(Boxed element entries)

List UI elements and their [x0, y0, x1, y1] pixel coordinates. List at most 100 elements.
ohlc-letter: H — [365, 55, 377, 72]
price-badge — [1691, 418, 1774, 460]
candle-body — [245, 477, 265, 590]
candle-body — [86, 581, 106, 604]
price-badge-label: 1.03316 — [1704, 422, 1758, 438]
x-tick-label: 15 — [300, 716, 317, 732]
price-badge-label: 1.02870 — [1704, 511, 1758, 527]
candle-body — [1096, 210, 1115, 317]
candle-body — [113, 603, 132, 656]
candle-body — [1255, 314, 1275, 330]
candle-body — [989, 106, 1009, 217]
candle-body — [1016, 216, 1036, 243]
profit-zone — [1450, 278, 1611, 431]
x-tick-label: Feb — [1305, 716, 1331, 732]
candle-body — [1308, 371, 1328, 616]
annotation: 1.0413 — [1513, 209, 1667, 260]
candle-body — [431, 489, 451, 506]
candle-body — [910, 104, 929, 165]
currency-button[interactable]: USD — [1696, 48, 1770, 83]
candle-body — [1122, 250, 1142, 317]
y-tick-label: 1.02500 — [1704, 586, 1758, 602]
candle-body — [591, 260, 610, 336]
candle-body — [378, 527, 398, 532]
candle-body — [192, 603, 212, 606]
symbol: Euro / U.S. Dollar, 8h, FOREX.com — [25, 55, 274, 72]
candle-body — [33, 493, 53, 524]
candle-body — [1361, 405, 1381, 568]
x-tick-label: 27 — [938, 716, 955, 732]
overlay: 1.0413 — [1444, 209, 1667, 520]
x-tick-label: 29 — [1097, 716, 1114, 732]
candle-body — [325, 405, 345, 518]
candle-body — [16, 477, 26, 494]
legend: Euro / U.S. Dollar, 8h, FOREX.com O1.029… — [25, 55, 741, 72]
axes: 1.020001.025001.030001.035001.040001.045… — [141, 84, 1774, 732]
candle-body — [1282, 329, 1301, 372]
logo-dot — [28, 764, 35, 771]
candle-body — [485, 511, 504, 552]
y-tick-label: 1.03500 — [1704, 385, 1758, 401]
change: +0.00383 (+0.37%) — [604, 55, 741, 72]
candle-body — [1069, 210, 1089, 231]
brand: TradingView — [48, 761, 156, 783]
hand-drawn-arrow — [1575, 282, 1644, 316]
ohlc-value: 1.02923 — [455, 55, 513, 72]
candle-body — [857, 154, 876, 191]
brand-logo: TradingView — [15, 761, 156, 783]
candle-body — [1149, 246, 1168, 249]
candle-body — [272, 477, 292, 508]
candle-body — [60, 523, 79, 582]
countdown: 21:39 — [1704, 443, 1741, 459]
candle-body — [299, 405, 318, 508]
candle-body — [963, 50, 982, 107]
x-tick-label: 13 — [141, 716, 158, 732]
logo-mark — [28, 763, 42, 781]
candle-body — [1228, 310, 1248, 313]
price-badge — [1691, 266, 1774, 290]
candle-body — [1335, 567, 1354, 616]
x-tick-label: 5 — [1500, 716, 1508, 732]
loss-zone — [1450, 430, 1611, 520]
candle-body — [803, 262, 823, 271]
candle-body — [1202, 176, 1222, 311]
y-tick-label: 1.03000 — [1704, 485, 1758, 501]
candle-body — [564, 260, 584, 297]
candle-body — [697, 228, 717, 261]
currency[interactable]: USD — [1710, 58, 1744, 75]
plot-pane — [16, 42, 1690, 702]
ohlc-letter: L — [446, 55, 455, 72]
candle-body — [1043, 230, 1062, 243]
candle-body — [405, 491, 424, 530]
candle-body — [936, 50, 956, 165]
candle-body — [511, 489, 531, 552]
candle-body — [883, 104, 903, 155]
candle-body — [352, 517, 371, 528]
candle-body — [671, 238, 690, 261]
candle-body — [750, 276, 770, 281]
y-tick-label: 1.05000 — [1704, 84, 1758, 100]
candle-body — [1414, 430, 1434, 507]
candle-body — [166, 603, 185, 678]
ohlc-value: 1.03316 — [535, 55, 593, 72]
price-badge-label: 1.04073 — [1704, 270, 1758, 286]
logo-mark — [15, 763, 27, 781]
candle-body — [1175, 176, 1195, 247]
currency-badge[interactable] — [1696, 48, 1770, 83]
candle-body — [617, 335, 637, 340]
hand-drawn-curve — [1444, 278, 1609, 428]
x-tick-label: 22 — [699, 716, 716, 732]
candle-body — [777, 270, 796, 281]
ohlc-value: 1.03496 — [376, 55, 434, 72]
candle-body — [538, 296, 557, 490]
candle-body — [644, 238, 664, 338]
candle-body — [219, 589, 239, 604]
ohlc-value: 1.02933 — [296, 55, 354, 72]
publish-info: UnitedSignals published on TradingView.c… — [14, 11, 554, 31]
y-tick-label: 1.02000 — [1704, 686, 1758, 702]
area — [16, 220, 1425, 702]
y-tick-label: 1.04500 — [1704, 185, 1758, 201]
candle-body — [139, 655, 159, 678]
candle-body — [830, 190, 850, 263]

*Exercise details*: Copy out the lines from the first one down to the line containing "candle-body — [1016, 216, 1036, 243]", including that line, keeping each one unchanged.

*Answer below*:
List UI elements and their [x0, y0, x1, y1] pixel coordinates. List at most 100 elements.
ohlc-letter: H — [365, 55, 377, 72]
price-badge — [1691, 418, 1774, 460]
candle-body — [245, 477, 265, 590]
candle-body — [86, 581, 106, 604]
price-badge-label: 1.03316 — [1704, 422, 1758, 438]
x-tick-label: 15 — [300, 716, 317, 732]
price-badge-label: 1.02870 — [1704, 511, 1758, 527]
candle-body — [1096, 210, 1115, 317]
candle-body — [113, 603, 132, 656]
candle-body — [1255, 314, 1275, 330]
candle-body — [989, 106, 1009, 217]
candle-body — [1016, 216, 1036, 243]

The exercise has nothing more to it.